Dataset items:
==*==

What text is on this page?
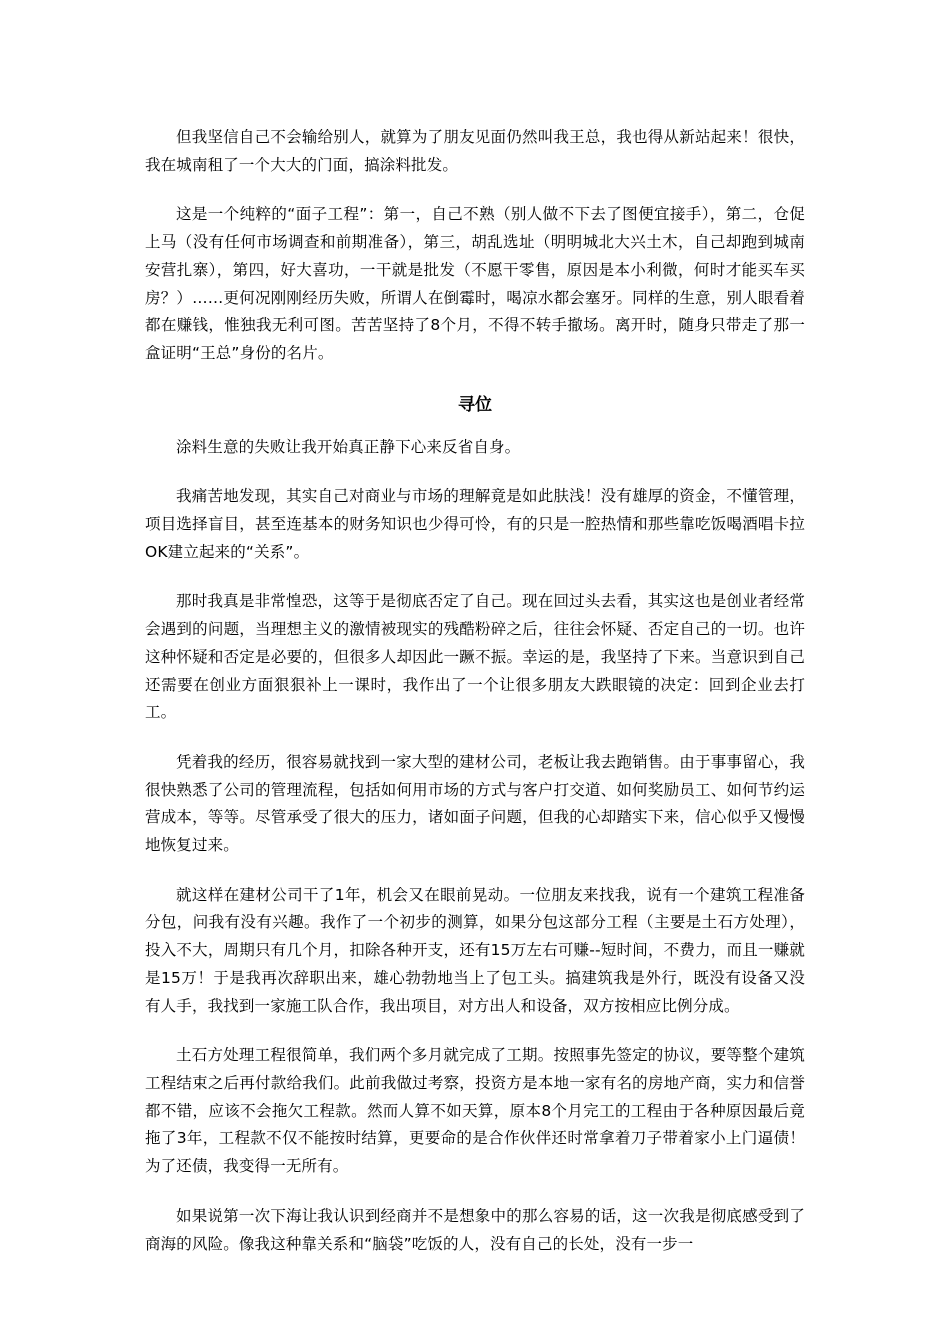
但我坚信自己不会输给别人，就算为了朋友见面仍然叫我王总，我也得从新站起来！很快，我在城南租了一个大大的门面，搞涂料批发。

这是一个纯粹的“面子工程”：第一，自己不熟（别人做不下去了图便宜接手），第二，仓促上马（没有任何市场调查和前期准备），第三，胡乱选址（明明城北大兴土木，自己却跑到城南安营扎寨），第四，好大喜功，一干就是批发（不愿干零售，原因是本小利微，何时才能买车买房？）……更何况刚刚经历失败，所谓人在倒霉时，喝凉水都会塞牙。同样的生意，别人眼看着都在赚钱，惟独我无利可图。苦苦坚持了8个月，不得不转手撤场。离开时，随身只带走了那一盒证明“王总”身份的名片。

寻位

涂料生意的失败让我开始真正静下心来反省自身。

我痛苦地发现，其实自己对商业与市场的理解竟是如此肤浅！没有雄厚的资金，不懂管理，项目选择盲目，甚至连基本的财务知识也少得可怜，有的只是一腔热情和那些靠吃饭喝酒唱卡拉OK建立起来的“关系”。

那时我真是非常惶恐，这等于是彻底否定了自己。现在回过头去看，其实这也是创业者经常会遇到的问题，当理想主义的激情被现实的残酷粉碎之后，往往会怀疑、否定自己的一切。也许这种怀疑和否定是必要的，但很多人却因此一蹶不振。幸运的是，我坚持了下来。当意识到自己还需要在创业方面狠狠补上一课时，我作出了一个让很多朋友大跌眼镜的决定：回到企业去打工。

凭着我的经历，很容易就找到一家大型的建材公司，老板让我去跑销售。由于事事留心，我很快熟悉了公司的管理流程，包括如何用市场的方式与客户打交道、如何奖励员工、如何节约运营成本，等等。尽管承受了很大的压力，诸如面子问题，但我的心却踏实下来，信心似乎又慢慢地恢复过来。

就这样在建材公司干了1年，机会又在眼前晃动。一位朋友来找我，说有一个建筑工程准备分包，问我有没有兴趣。我作了一个初步的测算，如果分包这部分工程（主要是土石方处理），投入不大，周期只有几个月，扣除各种开支，还有15万左右可赚--短时间，不费力，而且一赚就是15万！于是我再次辞职出来，雄心勃勃地当上了包工头。搞建筑我是外行，既没有设备又没有人手，我找到一家施工队合作，我出项目，对方出人和设备，双方按相应比例分成。

土石方处理工程很简单，我们两个多月就完成了工期。按照事先签定的协议，要等整个建筑工程结束之后再付款给我们。此前我做过考察，投资方是本地一家有名的房地产商，实力和信誉都不错，应该不会拖欠工程款。然而人算不如天算，原本8个月完工的工程由于各种原因最后竟拖了3年，工程款不仅不能按时结算，更要命的是合作伙伴还时常拿着刀子带着家小上门逼债！为了还债，我变得一无所有。

如果说第一次下海让我认识到经商并不是想象中的那么容易的话，这一次我是彻底感受到了商海的风险。像我这种靠关系和“脑袋”吃饭的人，没有自己的长处，没有一步一
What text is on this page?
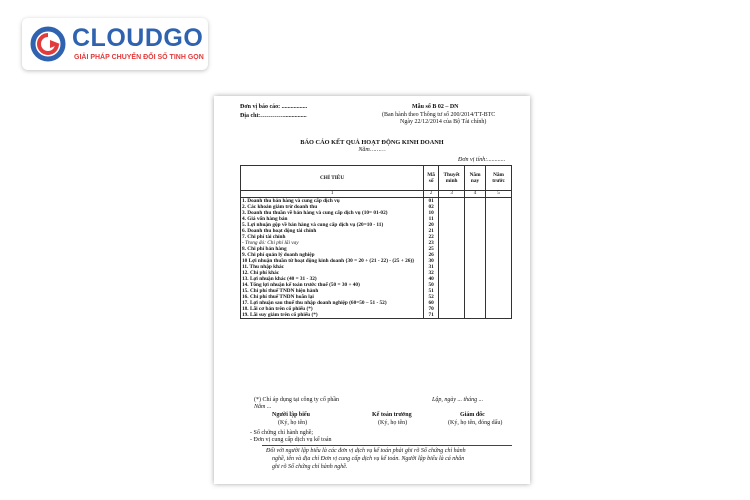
CLOUDGO
GIẢI PHÁP CHUYỂN ĐỔI SỐ TINH GỌN
Đơn vị báo cáo: .................
Địa chỉ:…………...............
Mẫu số B 02 – DN
(Ban hành theo Thông tư số 200/2014/TT-BTC
Ngày 22/12/2014 của Bộ Tài chính)
BÁO CÁO KẾT QUẢ HOẠT ĐỘNG KINH DOANH
Năm………
Đơn vị tính:............
CHỈ TIÊU	Mã số	Thuyết minh	Năm nay	Năm trước
1	2	3	4	5
1. Doanh thu bán hàng và cung cấp dịch vụ	01			
2. Các khoản giảm trừ doanh thu	02			
3. Doanh thu thuần về bán hàng và cung cấp dịch vụ (10= 01-02)	10			
4. Giá vốn hàng bán	11			
5. Lợi nhuận gộp về bán hàng và cung cấp dịch vụ (20=10 - 11)	20			
6. Doanh thu hoạt động tài chính	21			
7. Chi phí tài chính	22			
- Trong đó: Chi phí lãi vay	23			
8. Chi phí bán hàng	25			
9. Chi phí quản lý doanh nghiệp	26			
10 Lợi nhuận thuần từ hoạt động kinh doanh {30 = 20 + (21 - 22) - (25 + 26)}	30			
11. Thu nhập khác	31			
12. Chi phí khác	32			
13. Lợi nhuận khác (40 = 31 - 32)	40			
14. Tổng lợi nhuận kế toán trước thuế (50 = 30 + 40)	50			
15. Chi phí thuế TNDN hiện hành	51			
16. Chi phí thuế TNDN hoãn lại	52			
17. Lợi nhuận sau thuế thu nhập doanh nghiệp (60=50 – 51 - 52)	60			
18. Lãi cơ bản trên cổ phiếu (*)	70			
19. Lãi suy giảm trên cổ phiếu (*)	71			
(*) Chỉ áp dụng tại công ty cổ phần
Năm ...
Lập, ngày ... tháng ...
Người lập biểu
(Ký, họ tên)
Kế toán trưởng
(Ký, họ tên)
Giám đốc
(Ký, họ tên, đóng dấu)
- Số chứng chỉ hành nghề;
- Đơn vị cung cấp dịch vụ kế toán
Đối với người lập biểu là các đơn vị dịch vụ kế toán phải ghi rõ Số chứng chỉ hành
nghề, tên và địa chỉ Đơn vị cung cấp dịch vụ kế toán. Người lập biểu là cá nhân
ghi rõ Số chứng chỉ hành nghề.
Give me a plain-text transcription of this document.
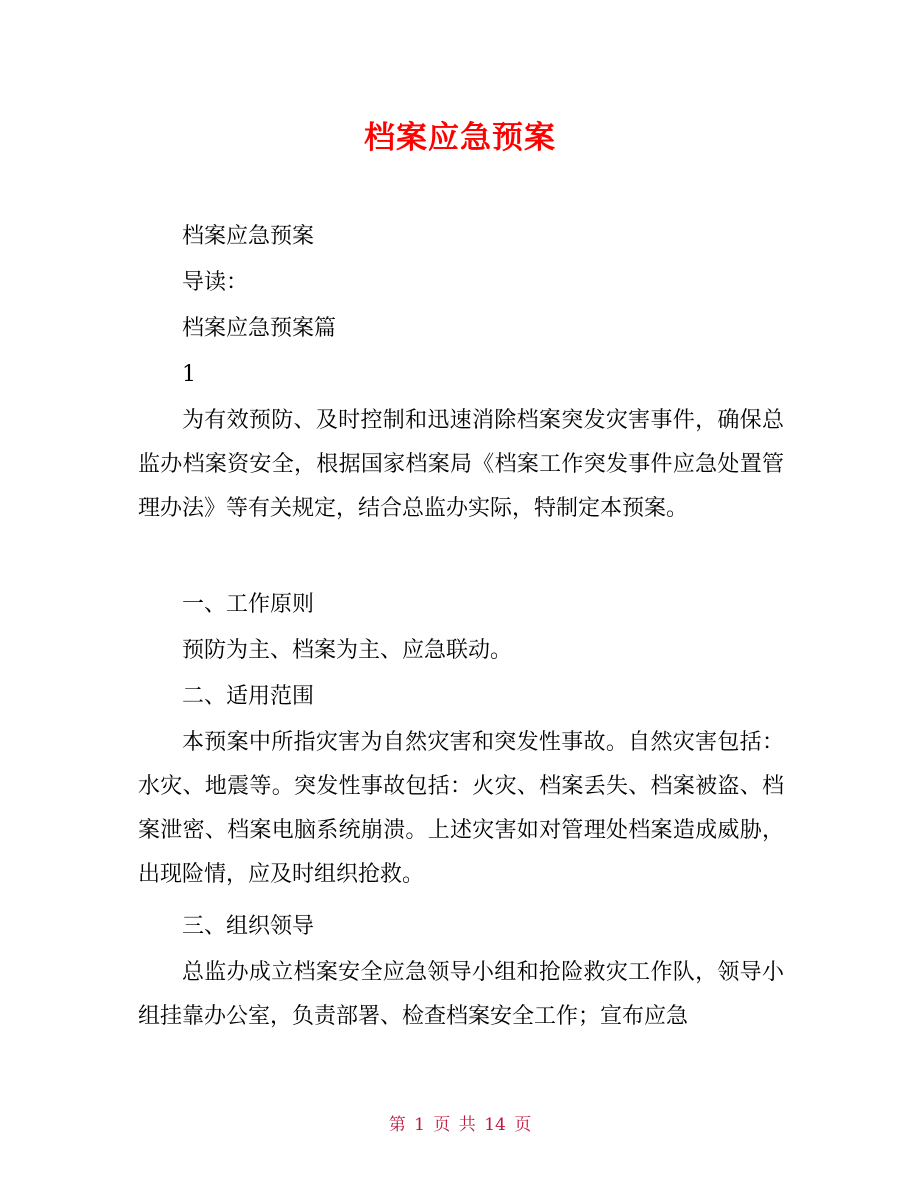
档案应急预案

档案应急预案

导读：

档案应急预案篇

1

为有效预防、及时控制和迅速消除档案突发灾害事件，确保总监办档案资安全，根据国家档案局《档案工作突发事件应急处置管理办法》等有关规定，结合总监办实际，特制定本预案。

一、工作原则

预防为主、档案为主、应急联动。

二、适用范围

本预案中所指灾害为自然灾害和突发性事故。自然灾害包括：水灾、地震等。突发性事故包括：火灾、档案丢失、档案被盗、档案泄密、档案电脑系统崩溃。上述灾害如对管理处档案造成威胁，出现险情，应及时组织抢救。

三、组织领导

总监办成立档案安全应急领导小组和抢险救灾工作队，领导小组挂靠办公室，负责部署、检查档案安全工作；宣布应急

第 1 页 共 14 页
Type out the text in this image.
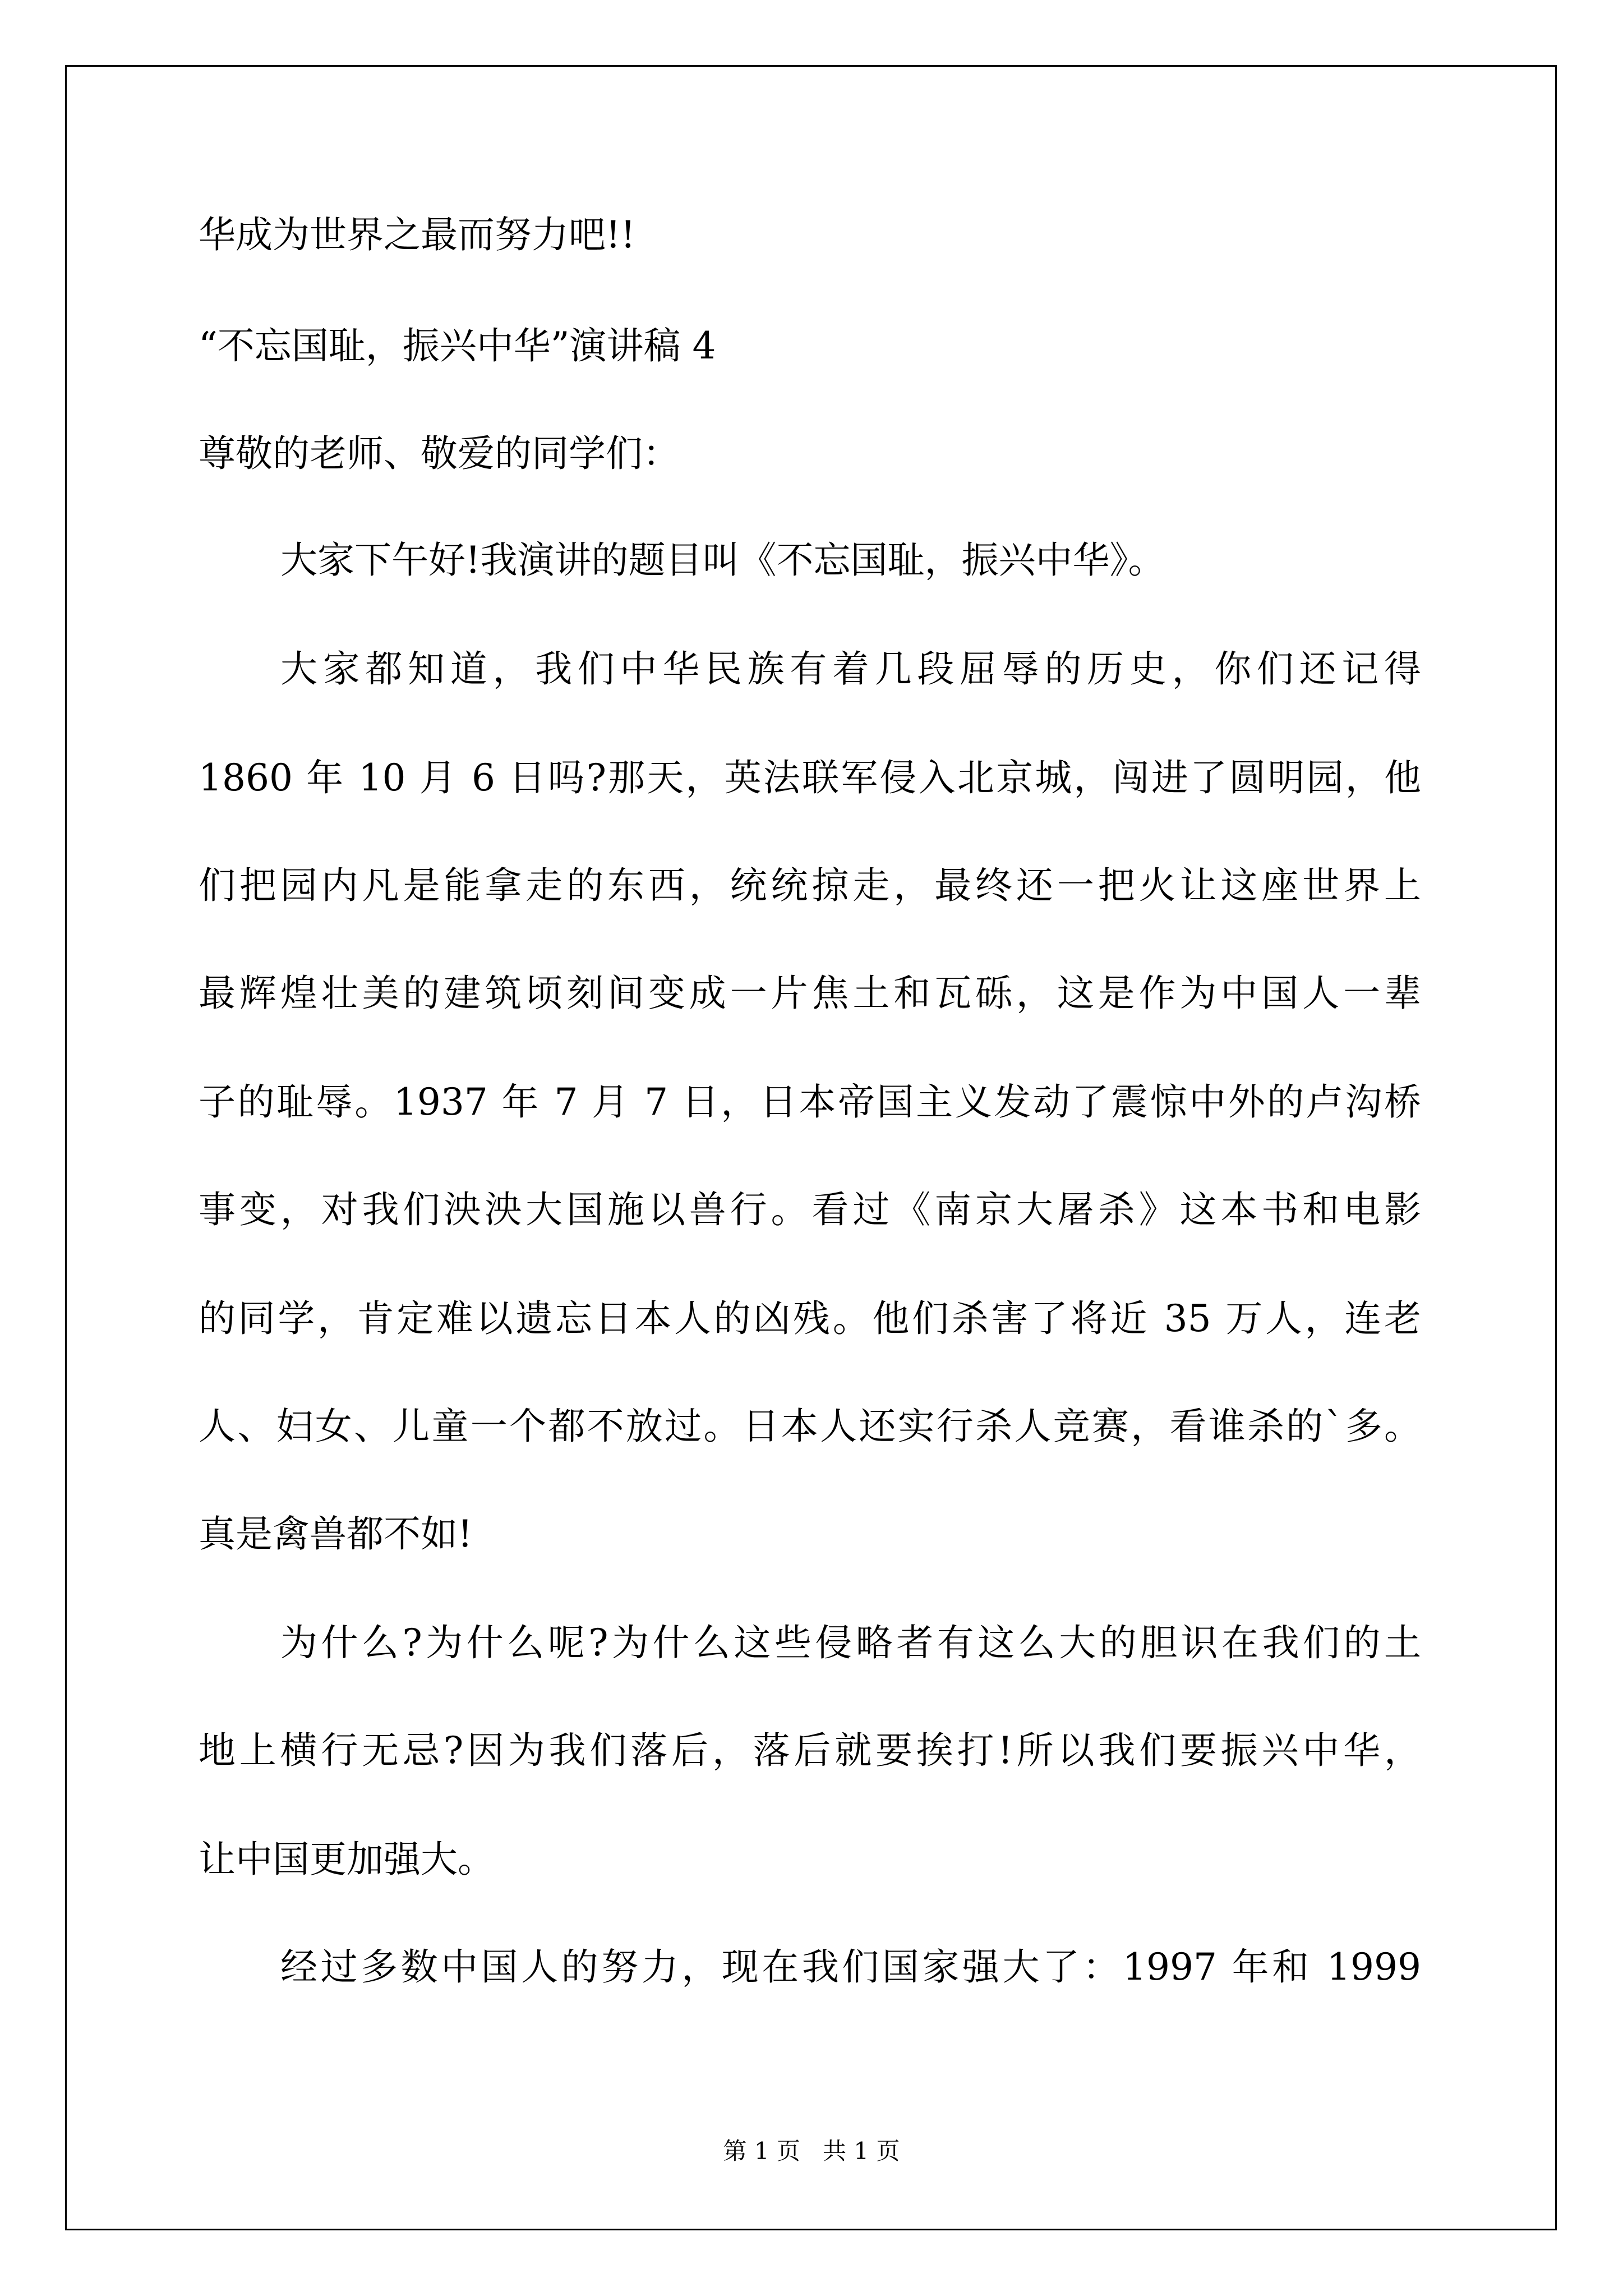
华成为世界之最而努力吧!!
“不忘国耻，振兴中华”演讲稿 4
尊敬的老师、敬爱的同学们：
大家下午好!我演讲的题目叫《不忘国耻，振兴中华》。
大家都知道，我们中华民族有着几段屈辱的历史，你们还记得
1860 年 10 月 6 日吗?那天，英法联军侵入北京城，闯进了圆明园，他
们把园内凡是能拿走的东西，统统掠走，最终还一把火让这座世界上
最辉煌壮美的建筑顷刻间变成一片焦土和瓦砾，这是作为中国人一辈
子的耻辱。1937 年 7 月 7 日，日本帝国主义发动了震惊中外的卢沟桥
事变，对我们泱泱大国施以兽行。看过《南京大屠杀》这本书和电影
的同学，肯定难以遗忘日本人的凶残。他们杀害了将近 35 万人，连老
人、妇女、儿童一个都不放过。日本人还实行杀人竞赛，看谁杀的`多。
真是禽兽都不如!
为什么?为什么呢?为什么这些侵略者有这么大的胆识在我们的土
地上横行无忌?因为我们落后，落后就要挨打!所以我们要振兴中华，
让中国更加强大。
经过多数中国人的努力，现在我们国家强大了：1997 年和 1999
第 1 页   共 1 页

==*==

§ Stated problem
Give nothing but the count of lines in the listing above that hold the string "trên".

§ Correct response
2